> Document text:
--------------------------------

Research from Queen’s University Belfast shows level of mental health challenges for veterans
A recent research report from Queen’s University in Northern Ireland has shown that over a third of veterans (36%) living there who responded to a survey about their mental health and wellbeing are likely to be suffering from post-traumatic stress disorder (PTSD).
A similar number reported problematic alcohol usage (36%).
The survey was carried out by academics at the Belfast University, as part of a five-year programme of research, with the Northern Ireland Veterans Health and Wellbeing Study. It was funded by the UK organisation Forces in Mind Trust, which aims to enable ex-Service personnel and their families make a successful and sustainable transition to civilian life.
This is the first survey that focuses specifically on the mental health and wellbeing of veterans living in Northern Ireland, and it is hoped it will help to shape the development of services to support those affected and provide a basis for worldwide learning.
Over 1,300 veterans living in Northern Ireland responded to the survey about their mental health; on average participants were aged 56 with the eldest being 99. Ninety percent of respondents were men. The study found that while the majority of respondents reported positive experiences of being in the Armed Forces, some reported experiencing mental health challenges. Almost 40% of respondents met criteria for depression, while over 32% met the criteria for anxiety. Around 4% said they had concerns about their gambling and 2.3% said they considered themselves to be moderate to severe drug users.
The study is also the first to make comparisons between those who were home-service veterans –those who had served in the Ulster Defence Regiment or the Royal Irish Regiment during their career – and general service veterans, who never served with the home services but were likely to have served in the British Army, Royal Navy, Royal Air Force or Royal Marines, whether or not they were stationed in Northern Ireland during their Armed Forces career.
A significantly higher proportion of home-service veterans were found to be likely to be suffering from PTSD, anxiety, and depression disorders. Results revealed that the level of gambling concerns, alcohol and drug use were similar in each group.
Concerning seeking help, 42% of respondents reported that they had previously taken prescription medication for a mental health or emotional problem and 44% said they had received psychotherapy or counselling from a qualified professional. Prescription usage and engagement with psychotherapy and counselling were more common for home service veterans.
The study also found a variety of barriers for veterans seeking help for their mental health including access issues, stigma and negative perceptions of mental health services and concerns about safety.
A significantly greater number of barriers to seeking help were reported by home service veterans compared with general service veterans.
The report calls for greater awareness of the mental health needs of veterans living in Northern Ireland by health care practitioners and wider promotion of mental health and wellbeing awareness campaigns.

--------------------------------

> Explore the material:
1) Reproduce the passage of the article on veterans' mental health between "Concerning seeking help, 42%" and "home service veterans.", inclusive.
2) Does the article on veterans' mental health support each statement below? Answer yes or no for each and quote the words that decide it.
(a) Most of the people who answered the survey were women.
(b) Home-service and general service veterans showed similar levels of gambling concerns, alcohol use and drug use.
(c) Forces in Mind Trust paid for the survey.

Document understanding data
--------------------------------

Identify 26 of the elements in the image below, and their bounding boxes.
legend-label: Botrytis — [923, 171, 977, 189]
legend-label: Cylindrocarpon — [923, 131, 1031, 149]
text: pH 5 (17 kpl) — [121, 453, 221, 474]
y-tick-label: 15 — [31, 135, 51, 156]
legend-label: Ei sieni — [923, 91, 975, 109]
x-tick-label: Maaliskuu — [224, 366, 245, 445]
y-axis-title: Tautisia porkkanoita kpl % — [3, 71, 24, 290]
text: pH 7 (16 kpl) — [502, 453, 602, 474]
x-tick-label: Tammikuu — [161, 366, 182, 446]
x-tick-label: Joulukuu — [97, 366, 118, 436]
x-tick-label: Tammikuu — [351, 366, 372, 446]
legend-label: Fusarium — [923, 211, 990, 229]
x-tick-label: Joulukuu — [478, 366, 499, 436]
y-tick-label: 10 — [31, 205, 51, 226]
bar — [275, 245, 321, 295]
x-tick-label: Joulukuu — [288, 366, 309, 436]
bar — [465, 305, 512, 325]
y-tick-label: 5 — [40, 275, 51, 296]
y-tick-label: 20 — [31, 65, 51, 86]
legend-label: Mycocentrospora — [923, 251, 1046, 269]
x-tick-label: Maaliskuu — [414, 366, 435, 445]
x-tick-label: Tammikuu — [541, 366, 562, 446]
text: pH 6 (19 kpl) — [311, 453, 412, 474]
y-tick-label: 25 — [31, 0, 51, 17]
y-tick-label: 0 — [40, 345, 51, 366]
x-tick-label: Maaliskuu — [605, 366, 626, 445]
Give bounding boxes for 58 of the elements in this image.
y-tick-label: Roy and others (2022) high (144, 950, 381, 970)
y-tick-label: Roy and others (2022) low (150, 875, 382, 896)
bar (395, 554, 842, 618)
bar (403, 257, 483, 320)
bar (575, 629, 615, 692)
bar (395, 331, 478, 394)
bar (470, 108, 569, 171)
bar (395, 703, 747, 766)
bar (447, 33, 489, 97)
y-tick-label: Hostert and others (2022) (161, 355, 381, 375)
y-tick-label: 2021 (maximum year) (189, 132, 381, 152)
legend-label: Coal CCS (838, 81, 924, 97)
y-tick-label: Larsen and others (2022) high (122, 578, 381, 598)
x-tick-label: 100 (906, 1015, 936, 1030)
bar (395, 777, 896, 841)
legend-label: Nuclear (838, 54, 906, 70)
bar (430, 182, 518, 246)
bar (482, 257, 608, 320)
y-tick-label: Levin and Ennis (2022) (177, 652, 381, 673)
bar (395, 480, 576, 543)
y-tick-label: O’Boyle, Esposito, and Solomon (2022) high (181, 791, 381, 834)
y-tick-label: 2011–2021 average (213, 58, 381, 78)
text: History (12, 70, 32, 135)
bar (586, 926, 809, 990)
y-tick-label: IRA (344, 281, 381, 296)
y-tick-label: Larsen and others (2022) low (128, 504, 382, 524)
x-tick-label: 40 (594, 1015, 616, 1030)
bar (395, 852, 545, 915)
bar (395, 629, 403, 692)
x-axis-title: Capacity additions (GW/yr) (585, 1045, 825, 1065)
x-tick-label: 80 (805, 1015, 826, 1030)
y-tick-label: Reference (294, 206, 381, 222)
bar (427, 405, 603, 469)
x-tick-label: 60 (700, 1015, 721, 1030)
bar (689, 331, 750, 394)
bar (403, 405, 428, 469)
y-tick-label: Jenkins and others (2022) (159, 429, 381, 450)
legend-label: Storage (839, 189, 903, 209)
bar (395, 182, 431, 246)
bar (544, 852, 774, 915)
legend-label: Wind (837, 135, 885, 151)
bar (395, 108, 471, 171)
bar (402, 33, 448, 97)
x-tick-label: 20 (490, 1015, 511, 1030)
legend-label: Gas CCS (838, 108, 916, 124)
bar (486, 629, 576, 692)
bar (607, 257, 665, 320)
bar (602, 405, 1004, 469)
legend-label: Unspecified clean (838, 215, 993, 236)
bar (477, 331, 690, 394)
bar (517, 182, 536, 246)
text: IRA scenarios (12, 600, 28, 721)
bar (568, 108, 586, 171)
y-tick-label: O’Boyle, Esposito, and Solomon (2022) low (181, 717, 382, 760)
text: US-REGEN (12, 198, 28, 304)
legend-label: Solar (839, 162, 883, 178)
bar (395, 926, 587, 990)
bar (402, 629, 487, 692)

--------------------------------

> Outputs in order:
1)
Concerning seeking help, 42% of respondents reported that they had previously taken prescription medication for a mental health or emotional problem and 44% said they had received psychotherapy or counselling from a qualified professional. Prescription usage and engagement with psychotherapy and counselling were more common for home service veterans.

2)
(a) No: "Ninety percent of respondents were men."
(b) Yes: "Results revealed that the level of gambling concerns, alcohol and drug use were similar in each group."
(c) Yes: "It was funded by the UK organisation Forces in Mind Trust"